## [Written task]
Reproduce every line in the listing that contains the word "image".

[Dataset entries on figures]
>>>>
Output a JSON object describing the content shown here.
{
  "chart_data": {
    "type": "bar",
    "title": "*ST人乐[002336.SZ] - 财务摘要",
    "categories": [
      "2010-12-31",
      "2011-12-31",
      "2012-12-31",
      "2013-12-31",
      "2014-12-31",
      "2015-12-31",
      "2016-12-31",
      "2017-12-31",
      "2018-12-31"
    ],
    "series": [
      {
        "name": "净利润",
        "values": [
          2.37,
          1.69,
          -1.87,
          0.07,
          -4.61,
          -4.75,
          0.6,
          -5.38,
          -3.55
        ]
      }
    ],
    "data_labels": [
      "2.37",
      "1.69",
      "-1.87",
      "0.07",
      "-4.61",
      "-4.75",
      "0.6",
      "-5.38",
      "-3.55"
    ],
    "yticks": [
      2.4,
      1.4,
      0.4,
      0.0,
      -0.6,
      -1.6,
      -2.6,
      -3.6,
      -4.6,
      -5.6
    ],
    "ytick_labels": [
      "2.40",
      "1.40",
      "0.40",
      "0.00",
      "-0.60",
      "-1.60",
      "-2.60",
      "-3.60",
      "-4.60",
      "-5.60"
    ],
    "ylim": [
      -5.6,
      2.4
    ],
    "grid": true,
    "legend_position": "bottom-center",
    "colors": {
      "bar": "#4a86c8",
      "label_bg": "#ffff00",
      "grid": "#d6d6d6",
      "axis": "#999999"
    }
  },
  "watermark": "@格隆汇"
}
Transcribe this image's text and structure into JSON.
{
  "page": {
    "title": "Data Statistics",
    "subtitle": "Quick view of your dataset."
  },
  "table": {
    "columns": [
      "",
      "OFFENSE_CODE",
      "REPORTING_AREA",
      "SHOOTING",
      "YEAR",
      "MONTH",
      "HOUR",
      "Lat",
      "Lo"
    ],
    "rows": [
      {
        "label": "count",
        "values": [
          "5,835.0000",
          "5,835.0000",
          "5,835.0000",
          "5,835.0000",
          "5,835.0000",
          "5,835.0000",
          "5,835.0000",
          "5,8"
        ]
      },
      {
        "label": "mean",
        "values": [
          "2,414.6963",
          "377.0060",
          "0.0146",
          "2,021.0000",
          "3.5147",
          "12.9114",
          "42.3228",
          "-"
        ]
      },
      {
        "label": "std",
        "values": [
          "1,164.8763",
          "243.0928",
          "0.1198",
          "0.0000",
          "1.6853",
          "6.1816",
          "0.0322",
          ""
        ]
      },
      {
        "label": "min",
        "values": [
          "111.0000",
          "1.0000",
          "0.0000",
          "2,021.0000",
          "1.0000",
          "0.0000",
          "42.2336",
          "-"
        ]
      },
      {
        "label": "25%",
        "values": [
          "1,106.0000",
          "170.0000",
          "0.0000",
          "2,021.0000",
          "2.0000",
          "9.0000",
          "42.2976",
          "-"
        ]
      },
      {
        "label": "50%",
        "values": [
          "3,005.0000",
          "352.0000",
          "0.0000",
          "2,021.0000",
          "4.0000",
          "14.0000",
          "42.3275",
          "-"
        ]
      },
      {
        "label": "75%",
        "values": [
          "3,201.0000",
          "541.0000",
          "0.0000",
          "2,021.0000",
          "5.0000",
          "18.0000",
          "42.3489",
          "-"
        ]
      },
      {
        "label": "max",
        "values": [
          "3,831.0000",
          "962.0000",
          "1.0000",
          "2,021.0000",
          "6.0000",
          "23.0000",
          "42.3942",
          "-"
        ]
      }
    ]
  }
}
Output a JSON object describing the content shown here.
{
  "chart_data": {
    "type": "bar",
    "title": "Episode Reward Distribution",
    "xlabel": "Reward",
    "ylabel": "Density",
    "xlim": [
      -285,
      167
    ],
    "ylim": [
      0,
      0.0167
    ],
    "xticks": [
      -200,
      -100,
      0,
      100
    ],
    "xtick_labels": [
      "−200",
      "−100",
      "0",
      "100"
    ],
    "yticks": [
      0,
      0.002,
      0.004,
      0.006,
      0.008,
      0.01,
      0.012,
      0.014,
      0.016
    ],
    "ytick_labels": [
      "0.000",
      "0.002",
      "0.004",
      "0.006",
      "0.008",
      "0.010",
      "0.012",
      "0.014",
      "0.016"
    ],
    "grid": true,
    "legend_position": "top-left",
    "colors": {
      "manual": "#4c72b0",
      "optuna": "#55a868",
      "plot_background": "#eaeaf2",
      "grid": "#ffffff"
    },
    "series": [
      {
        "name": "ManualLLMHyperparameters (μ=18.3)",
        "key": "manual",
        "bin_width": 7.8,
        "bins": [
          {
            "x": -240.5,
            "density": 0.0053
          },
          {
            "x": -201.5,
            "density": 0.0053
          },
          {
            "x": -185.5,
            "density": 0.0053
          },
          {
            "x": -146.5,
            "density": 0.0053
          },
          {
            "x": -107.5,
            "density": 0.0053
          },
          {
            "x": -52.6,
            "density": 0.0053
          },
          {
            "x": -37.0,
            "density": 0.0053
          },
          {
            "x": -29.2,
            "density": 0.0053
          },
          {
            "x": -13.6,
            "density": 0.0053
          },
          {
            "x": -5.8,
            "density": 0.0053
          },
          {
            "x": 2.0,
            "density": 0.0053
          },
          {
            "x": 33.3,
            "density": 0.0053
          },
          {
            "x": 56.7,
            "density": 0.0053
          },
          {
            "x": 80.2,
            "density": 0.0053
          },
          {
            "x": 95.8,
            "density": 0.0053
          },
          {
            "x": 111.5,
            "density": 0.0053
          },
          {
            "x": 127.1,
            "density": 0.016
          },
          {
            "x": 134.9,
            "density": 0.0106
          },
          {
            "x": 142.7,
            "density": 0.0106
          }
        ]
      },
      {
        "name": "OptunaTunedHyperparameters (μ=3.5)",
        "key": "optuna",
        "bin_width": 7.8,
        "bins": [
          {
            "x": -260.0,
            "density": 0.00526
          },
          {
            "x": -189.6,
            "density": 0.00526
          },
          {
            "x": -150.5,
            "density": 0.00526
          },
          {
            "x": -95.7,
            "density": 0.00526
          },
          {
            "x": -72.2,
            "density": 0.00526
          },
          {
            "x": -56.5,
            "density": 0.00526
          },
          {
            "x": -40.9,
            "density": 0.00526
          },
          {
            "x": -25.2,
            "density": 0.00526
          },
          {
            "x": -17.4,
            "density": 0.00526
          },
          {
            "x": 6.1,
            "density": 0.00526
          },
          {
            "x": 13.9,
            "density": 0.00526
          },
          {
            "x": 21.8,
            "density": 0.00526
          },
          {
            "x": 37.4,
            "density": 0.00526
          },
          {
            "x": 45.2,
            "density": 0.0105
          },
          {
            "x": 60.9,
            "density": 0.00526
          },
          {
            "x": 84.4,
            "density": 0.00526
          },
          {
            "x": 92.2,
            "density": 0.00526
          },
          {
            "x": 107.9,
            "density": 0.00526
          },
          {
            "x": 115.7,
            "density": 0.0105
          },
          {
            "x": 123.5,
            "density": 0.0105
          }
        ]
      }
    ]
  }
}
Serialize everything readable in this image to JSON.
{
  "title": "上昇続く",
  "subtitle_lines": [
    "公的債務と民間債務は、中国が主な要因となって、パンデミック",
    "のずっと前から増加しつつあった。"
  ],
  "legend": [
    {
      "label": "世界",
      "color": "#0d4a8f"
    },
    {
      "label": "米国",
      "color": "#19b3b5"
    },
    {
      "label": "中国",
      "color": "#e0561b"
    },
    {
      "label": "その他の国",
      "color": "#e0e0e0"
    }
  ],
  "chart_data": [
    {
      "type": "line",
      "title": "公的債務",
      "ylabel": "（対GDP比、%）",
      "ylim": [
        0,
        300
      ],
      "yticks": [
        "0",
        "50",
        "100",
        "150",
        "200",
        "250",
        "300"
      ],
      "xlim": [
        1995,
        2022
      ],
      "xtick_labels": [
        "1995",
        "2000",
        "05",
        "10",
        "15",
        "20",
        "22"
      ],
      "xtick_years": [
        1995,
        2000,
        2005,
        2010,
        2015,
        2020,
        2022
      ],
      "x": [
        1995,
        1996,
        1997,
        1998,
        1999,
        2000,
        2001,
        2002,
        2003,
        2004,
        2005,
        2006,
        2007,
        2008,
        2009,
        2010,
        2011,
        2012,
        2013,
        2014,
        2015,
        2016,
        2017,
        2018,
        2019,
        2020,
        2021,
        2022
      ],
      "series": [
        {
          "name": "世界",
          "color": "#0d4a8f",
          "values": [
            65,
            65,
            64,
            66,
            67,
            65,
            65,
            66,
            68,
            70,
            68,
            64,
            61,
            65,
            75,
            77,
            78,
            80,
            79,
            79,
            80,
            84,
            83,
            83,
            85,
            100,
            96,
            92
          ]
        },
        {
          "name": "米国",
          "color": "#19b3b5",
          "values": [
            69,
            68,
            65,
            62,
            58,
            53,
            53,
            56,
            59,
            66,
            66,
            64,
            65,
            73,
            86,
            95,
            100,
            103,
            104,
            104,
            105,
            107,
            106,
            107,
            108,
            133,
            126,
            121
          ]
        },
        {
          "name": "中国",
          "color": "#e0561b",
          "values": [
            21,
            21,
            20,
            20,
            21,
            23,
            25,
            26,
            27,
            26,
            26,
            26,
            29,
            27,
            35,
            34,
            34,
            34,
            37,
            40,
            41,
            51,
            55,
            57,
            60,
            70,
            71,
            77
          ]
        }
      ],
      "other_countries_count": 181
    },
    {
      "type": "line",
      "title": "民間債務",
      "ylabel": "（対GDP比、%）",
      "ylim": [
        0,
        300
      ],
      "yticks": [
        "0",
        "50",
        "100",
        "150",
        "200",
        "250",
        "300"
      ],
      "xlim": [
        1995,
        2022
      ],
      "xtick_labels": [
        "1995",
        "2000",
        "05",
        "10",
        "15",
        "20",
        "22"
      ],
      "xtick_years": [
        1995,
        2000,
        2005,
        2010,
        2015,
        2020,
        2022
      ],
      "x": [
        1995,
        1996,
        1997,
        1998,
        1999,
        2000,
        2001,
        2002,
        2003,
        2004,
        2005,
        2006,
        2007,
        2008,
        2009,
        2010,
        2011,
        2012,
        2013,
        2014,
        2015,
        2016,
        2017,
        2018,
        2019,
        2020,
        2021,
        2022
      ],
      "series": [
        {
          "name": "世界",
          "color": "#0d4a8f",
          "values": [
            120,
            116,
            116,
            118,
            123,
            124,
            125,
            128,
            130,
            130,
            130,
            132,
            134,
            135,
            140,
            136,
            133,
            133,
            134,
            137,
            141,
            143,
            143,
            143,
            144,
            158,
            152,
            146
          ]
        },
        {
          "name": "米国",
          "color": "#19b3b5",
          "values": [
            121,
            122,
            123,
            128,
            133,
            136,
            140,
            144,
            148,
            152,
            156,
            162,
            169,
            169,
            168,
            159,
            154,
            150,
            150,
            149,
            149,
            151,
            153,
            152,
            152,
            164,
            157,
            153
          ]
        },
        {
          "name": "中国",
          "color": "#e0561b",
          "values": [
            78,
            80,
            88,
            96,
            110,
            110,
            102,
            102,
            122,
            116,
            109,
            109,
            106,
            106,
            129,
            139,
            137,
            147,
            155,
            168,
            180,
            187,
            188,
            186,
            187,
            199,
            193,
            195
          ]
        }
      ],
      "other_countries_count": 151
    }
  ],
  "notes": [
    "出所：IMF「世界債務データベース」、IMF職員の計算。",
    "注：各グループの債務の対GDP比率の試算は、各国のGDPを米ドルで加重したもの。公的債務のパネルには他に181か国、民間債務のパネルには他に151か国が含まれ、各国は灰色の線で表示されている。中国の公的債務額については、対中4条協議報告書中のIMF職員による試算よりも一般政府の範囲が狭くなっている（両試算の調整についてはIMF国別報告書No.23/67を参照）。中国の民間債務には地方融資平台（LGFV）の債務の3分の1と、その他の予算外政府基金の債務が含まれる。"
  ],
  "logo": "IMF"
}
<<<<
## [Task response]
Transcribe this image's text and structure into JSON.
Serialize everything readable in this image to JSON.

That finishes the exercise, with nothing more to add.